Images are not part of the copy; write out the rest of the data exactly as given.
-- start Data extract --
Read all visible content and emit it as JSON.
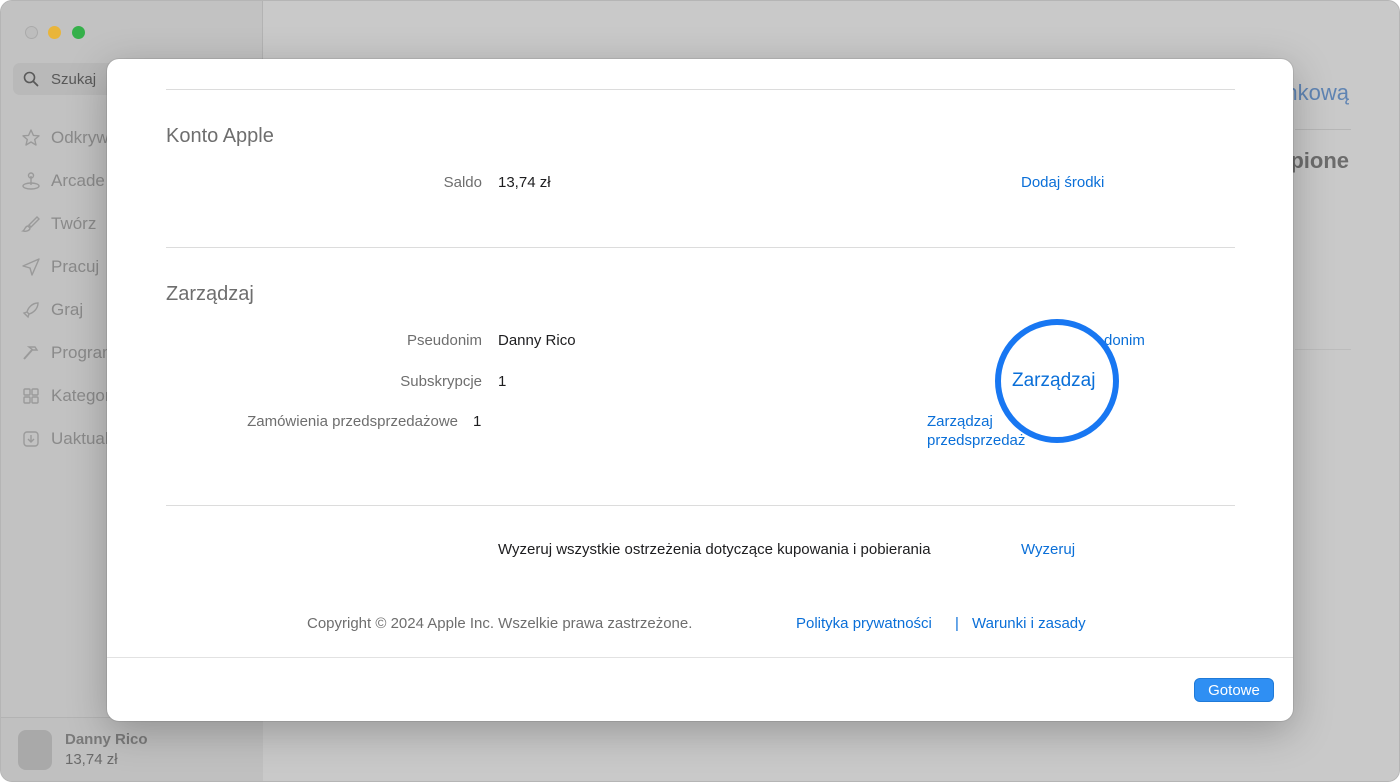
{
  "app": {
    "search_label": "Szukaj",
    "nav_items": [
      {
        "label": "Odkrywaj",
        "icon": "star-icon"
      },
      {
        "label": "Arcade",
        "icon": "joystick-icon"
      },
      {
        "label": "Twórz",
        "icon": "brush-icon"
      },
      {
        "label": "Pracuj",
        "icon": "paper-plane-icon"
      },
      {
        "label": "Graj",
        "icon": "rocket-icon"
      },
      {
        "label": "Programuj",
        "icon": "hammer-icon"
      },
      {
        "label": "Kategorie",
        "icon": "grid-icon"
      },
      {
        "label": "Uaktualnienia",
        "icon": "download-icon"
      }
    ],
    "user": {
      "name": "Danny Rico",
      "balance": "13,74 zł"
    },
    "background_link": "nkową",
    "background_heading": "pione"
  },
  "modal": {
    "account_section": {
      "title": "Konto Apple",
      "balance_label": "Saldo",
      "balance_value": "13,74 zł",
      "add_funds": "Dodaj środki"
    },
    "manage_section": {
      "title": "Zarządzaj",
      "nickname_label": "Pseudonim",
      "nickname_value": "Danny Rico",
      "nickname_link": "donim",
      "subscriptions_label": "Subskrypcje",
      "subscriptions_value": "1",
      "subscriptions_link": "Zarządzaj",
      "preorders_label": "Zamówienia przedsprzedażowe",
      "preorders_value": "1",
      "preorders_link_line1": "Zarządzaj",
      "preorders_link_line2": "przedsprzedaż"
    },
    "reset_section": {
      "text": "Wyzeruj wszystkie ostrzeżenia dotyczące kupowania i pobierania",
      "link": "Wyzeruj"
    },
    "footer": {
      "copyright": "Copyright © 2024 Apple Inc. Wszelkie prawa zastrzeżone.",
      "privacy": "Polityka prywatności",
      "separator": "|",
      "terms": "Warunki i zasady"
    },
    "done_button": "Gotowe"
  },
  "colors": {
    "accent": "#0a6fd8",
    "highlight_ring": "#1877f2",
    "button": "#2f8ff3"
  }
}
-- end Data extract --
Answer below
Read all visible content and emit it as JSON.
{
  "app": {
    "search_label": "Szukaj",
    "nav_items": [
      {
        "label": "Odkrywaj",
        "icon": "star-icon"
      },
      {
        "label": "Arcade",
        "icon": "joystick-icon"
      },
      {
        "label": "Twórz",
        "icon": "brush-icon"
      },
      {
        "label": "Pracuj",
        "icon": "paper-plane-icon"
      },
      {
        "label": "Graj",
        "icon": "rocket-icon"
      },
      {
        "label": "Programuj",
        "icon": "hammer-icon"
      },
      {
        "label": "Kategorie",
        "icon": "grid-icon"
      },
      {
        "label": "Uaktualnienia",
        "icon": "download-icon"
      }
    ],
    "user": {
      "name": "Danny Rico",
      "balance": "13,74 zł"
    },
    "background_link": "nkową",
    "background_heading": "pione"
  },
  "modal": {
    "account_section": {
      "title": "Konto Apple",
      "balance_label": "Saldo",
      "balance_value": "13,74 zł",
      "add_funds": "Dodaj środki"
    },
    "manage_section": {
      "title": "Zarządzaj",
      "nickname_label": "Pseudonim",
      "nickname_value": "Danny Rico",
      "nickname_link": "donim",
      "subscriptions_label": "Subskrypcje",
      "subscriptions_value": "1",
      "subscriptions_link": "Zarządzaj",
      "preorders_label": "Zamówienia przedsprzedażowe",
      "preorders_value": "1",
      "preorders_link_line1": "Zarządzaj",
      "preorders_link_line2": "przedsprzedaż"
    },
    "reset_section": {
      "text": "Wyzeruj wszystkie ostrzeżenia dotyczące kupowania i pobierania",
      "link": "Wyzeruj"
    },
    "footer": {
      "copyright": "Copyright © 2024 Apple Inc. Wszelkie prawa zastrzeżone.",
      "privacy": "Polityka prywatności",
      "separator": "|",
      "terms": "Warunki i zasady"
    },
    "done_button": "Gotowe"
  },
  "colors": {
    "accent": "#0a6fd8",
    "highlight_ring": "#1877f2",
    "button": "#2f8ff3"
  }
}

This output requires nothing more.